• EXERCISE PASSAGE:
>>
Joe Hendry

Personal information
- Full name: Joseph Hendry
- Date of birth: 1886
- Place of birth: Greenock, Scotland
- Date of death: 1966 (aged 79–80)
- Place of death: Greenock, Scotland
- Position: Left half

Youth career
- 1906: Garvel Juveniles

Senior career*
- Years: Team / Apps / (Gls)
- 1906–1907: Maryhill
- 1907–1910: Morton / 73 / (2)
- 1910–1919: Rangers / 148 / (6)
- 1918–1919: Dumbarton / 23 / (2)
- 1919–1920: Third Lanark / 20 / (1)
- 1920–1922: St Johnstone
- 1922–1923: Distillery
- Total:  / 264 / (11)

International career
- 1910: Scottish Football League XI / 1 / (0)

= Joe Hendry (footballer) =

Scottish footballer (1886–1966)

Joseph Hendry (1886–1966) was a Scottish footballer who played as a left half. He featured for Rangers, Morton and Third Lanark amongst other clubs during his career.

==Football career==
Hendry began playing football with Maryhill. He joined Greenock Morton in December 1907 and stayed there until signing for Rangers in April 1910. Hendry made his debut in a 1–0 win at home against Clyde at the end of that month, and during his eight-year spell with the Gers, made 172 appearances and scored 8 goals. He won three Scottish Football League titles in succession in the 1910–11, 1911–12 and 1912–13 seasons, adding winner's medals from the Glasgow Cup in the first two of those campaigns, but played less as World War I escalated, spending his final year registered at Ibrox on loan at Dumbarton.

After leaving Rangers he had spells with Third Lanark, St Johnstone (then playing outside the SFL) and at Northern Irish club Distillery.

==Later career==
After retiring in 1923, Hendry began a service to provide commentaries for blind fans which was probably the first such service in the country. In 2019, his 1911 league medal sold for £2,400 at auction.
<<
• TASKS AND EXERCISES:
a. Decide whether each statement matches the article on Joe Hendry, answering yes or no and quoting the words from the article that settle it. (i) Hendry joined Morton in December 1907. (ii) Hendry won four league titles in a row with Rangers. (iii) In 2019 his 1911 league medal was sold at auction for £2,400.
b. Turn the paragraph of the article on Joe Hendry that begins "Hendry began playing football with Maryhill" into a bulleted list, keeping its main facts.
The records have nothing to do with the article on Joe Hendry.

• DATASET ENTRIES:
>>
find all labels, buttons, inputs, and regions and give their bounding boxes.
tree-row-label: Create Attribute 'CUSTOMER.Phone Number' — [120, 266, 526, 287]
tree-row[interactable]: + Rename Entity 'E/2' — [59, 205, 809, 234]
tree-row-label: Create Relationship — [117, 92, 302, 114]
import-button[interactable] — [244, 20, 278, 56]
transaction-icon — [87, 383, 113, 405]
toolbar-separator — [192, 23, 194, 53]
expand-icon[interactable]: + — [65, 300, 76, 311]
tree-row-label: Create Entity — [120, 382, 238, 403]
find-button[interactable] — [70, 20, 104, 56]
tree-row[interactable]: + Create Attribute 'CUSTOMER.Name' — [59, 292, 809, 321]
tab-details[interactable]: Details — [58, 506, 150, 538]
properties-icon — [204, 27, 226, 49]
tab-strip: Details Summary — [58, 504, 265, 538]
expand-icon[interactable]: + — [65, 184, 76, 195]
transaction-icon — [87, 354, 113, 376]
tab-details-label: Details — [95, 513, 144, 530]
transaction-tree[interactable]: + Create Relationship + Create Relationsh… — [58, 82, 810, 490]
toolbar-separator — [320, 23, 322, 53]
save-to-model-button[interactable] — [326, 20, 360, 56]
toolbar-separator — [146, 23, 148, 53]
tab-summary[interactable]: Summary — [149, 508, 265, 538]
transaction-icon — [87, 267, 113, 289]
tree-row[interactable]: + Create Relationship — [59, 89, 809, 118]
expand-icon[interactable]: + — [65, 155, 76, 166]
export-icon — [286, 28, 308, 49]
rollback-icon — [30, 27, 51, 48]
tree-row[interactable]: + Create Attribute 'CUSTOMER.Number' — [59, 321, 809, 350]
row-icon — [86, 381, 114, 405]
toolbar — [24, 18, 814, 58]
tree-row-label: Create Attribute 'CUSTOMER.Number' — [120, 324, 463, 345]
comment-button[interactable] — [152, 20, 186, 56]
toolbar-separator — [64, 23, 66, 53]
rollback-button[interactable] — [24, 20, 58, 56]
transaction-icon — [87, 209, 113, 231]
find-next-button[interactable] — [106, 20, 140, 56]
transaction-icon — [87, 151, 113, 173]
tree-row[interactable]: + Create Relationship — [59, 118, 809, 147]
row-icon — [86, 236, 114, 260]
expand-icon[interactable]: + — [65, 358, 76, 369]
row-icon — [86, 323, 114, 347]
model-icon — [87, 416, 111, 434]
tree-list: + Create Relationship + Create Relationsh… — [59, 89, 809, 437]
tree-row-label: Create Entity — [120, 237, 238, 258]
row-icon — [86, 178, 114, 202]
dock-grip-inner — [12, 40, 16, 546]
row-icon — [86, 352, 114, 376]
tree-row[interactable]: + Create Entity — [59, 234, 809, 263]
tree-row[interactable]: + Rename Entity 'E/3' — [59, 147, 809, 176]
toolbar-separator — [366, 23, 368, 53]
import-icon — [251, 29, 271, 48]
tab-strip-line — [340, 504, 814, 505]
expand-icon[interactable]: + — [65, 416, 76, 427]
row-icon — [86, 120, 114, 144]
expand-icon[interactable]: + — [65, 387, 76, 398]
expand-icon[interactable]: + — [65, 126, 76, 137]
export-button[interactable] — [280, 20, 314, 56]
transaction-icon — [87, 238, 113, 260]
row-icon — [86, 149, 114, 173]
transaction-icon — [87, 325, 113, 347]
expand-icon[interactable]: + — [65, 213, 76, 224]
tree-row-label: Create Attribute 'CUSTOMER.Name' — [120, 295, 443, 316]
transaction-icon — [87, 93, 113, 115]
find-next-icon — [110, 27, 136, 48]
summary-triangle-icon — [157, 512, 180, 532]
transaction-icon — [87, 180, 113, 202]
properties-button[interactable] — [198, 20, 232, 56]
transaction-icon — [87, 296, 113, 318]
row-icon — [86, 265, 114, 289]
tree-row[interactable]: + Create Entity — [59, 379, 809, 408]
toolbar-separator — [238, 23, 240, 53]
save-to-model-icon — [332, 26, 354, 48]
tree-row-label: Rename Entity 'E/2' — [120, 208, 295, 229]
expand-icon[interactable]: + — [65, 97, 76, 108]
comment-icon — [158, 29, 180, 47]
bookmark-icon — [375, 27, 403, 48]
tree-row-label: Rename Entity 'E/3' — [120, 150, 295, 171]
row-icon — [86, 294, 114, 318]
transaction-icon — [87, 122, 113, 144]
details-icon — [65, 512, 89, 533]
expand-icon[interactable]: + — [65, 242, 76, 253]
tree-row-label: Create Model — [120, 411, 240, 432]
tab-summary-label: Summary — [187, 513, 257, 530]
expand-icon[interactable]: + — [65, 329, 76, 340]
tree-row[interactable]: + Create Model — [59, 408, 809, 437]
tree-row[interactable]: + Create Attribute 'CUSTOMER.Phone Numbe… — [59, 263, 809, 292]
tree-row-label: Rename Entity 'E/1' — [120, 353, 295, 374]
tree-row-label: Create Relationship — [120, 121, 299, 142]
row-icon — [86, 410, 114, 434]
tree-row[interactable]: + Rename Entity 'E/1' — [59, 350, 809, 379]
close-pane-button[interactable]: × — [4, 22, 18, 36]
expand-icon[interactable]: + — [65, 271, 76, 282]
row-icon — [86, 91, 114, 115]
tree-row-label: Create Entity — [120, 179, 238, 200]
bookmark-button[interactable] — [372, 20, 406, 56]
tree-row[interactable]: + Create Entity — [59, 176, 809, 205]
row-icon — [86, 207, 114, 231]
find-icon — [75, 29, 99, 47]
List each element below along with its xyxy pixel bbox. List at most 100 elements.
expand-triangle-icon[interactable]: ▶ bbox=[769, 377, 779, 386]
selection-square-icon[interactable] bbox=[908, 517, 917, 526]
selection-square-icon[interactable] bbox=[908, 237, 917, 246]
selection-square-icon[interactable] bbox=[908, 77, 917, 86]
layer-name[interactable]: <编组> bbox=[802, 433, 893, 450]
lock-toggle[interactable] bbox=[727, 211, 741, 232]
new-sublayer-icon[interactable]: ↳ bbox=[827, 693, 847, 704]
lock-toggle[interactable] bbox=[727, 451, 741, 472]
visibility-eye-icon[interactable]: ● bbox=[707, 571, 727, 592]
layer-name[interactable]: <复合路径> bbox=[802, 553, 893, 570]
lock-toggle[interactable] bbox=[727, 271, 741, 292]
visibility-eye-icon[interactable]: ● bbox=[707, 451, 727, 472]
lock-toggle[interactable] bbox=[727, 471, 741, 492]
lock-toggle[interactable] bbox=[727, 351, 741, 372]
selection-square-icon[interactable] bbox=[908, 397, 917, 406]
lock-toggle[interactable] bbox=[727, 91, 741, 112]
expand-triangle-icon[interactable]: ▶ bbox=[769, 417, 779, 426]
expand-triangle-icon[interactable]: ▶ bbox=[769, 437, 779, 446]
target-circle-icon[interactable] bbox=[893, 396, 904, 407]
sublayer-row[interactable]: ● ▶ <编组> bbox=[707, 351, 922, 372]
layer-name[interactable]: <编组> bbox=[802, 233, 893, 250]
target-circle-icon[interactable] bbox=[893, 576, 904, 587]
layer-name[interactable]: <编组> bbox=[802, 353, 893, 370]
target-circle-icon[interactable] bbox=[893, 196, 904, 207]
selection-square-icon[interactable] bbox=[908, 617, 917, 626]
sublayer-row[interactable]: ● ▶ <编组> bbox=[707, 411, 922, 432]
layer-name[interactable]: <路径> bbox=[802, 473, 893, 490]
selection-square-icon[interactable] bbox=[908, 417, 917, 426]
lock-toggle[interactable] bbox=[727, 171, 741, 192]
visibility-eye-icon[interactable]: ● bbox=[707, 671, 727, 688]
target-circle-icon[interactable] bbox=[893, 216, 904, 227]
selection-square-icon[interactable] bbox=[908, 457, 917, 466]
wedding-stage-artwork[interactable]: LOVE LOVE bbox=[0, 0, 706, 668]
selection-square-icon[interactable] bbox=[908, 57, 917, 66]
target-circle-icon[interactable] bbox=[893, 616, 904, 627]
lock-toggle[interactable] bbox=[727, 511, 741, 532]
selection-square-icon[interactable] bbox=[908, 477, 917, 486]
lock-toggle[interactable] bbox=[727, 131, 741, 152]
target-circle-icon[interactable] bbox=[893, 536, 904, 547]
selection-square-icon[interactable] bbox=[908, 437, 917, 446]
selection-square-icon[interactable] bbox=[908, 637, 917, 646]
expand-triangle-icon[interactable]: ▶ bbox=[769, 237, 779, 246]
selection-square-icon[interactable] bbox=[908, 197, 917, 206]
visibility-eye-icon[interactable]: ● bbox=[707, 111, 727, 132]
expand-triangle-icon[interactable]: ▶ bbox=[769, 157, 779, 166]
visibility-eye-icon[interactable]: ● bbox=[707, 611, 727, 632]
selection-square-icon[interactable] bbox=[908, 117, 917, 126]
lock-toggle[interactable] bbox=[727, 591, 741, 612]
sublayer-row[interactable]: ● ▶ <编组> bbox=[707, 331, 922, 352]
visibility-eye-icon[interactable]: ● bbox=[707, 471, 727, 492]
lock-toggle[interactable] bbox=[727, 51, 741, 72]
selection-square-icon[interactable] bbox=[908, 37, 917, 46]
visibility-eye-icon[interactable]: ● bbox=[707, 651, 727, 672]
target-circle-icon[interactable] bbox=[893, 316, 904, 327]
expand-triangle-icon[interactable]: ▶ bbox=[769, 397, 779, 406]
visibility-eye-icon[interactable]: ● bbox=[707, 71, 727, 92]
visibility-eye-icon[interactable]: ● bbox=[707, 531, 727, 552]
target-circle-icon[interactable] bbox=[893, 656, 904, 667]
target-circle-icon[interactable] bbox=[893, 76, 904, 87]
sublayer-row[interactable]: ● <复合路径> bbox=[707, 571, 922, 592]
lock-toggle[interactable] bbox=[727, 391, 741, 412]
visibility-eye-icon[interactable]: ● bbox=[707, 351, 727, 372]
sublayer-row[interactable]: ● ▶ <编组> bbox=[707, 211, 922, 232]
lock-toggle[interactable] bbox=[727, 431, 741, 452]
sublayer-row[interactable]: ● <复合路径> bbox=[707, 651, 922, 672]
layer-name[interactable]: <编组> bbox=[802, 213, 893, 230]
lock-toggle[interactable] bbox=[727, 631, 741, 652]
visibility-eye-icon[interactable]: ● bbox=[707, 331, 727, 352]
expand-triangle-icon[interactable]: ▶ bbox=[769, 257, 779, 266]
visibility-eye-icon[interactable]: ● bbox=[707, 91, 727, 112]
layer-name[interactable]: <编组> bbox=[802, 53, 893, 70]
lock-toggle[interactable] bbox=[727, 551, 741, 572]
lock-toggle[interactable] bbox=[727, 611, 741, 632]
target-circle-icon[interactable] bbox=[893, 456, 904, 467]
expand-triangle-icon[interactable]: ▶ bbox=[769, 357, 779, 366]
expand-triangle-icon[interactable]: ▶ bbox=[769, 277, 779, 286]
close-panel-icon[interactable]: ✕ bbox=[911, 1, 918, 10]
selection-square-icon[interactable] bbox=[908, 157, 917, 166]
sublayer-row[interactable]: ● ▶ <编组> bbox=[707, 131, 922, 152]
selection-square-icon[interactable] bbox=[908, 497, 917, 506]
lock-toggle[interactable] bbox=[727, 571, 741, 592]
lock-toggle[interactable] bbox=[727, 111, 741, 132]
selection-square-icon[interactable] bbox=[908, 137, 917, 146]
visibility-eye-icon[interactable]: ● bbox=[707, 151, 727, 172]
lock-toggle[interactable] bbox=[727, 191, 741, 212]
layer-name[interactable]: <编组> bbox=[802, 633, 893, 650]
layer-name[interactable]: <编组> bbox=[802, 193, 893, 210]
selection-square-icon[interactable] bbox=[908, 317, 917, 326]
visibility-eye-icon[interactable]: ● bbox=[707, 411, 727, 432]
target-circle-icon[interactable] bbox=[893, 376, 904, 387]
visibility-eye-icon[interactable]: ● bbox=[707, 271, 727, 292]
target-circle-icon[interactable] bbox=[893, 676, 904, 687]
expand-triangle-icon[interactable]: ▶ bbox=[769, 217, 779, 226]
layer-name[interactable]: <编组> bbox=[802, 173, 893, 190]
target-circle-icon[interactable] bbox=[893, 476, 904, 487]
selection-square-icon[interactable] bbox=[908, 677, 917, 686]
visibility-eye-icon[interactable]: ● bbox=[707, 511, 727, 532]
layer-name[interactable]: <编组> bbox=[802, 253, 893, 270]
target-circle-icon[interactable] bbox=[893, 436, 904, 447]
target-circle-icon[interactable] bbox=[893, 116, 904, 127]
<<
• EXERCISE SOLUTIONS:
a.
(i) Yes: "He joined Greenock Morton in December 1907"
(ii) No: "He won three Scottish Football League titles in succession"
(iii) Yes: "In 2019, his 1911 league medal sold for £2,400 at auction."

b.
- Started his football career with Maryhill.
- Joined Greenock Morton in December 1907.
- Signed for Rangers in April 1910 and debuted at the end of that month in a 1–0 home win over Clyde.
- Made 172 appearances and scored 8 goals across eight years with Rangers.
- Won three consecutive Scottish Football League titles (1910–11, 1911–12, 1912–13).
- Won the Glasgow Cup in 1910–11 and 1911–12.
- Played less as World War I escalated and spent his final year as a Rangers player on loan at Dumbarton.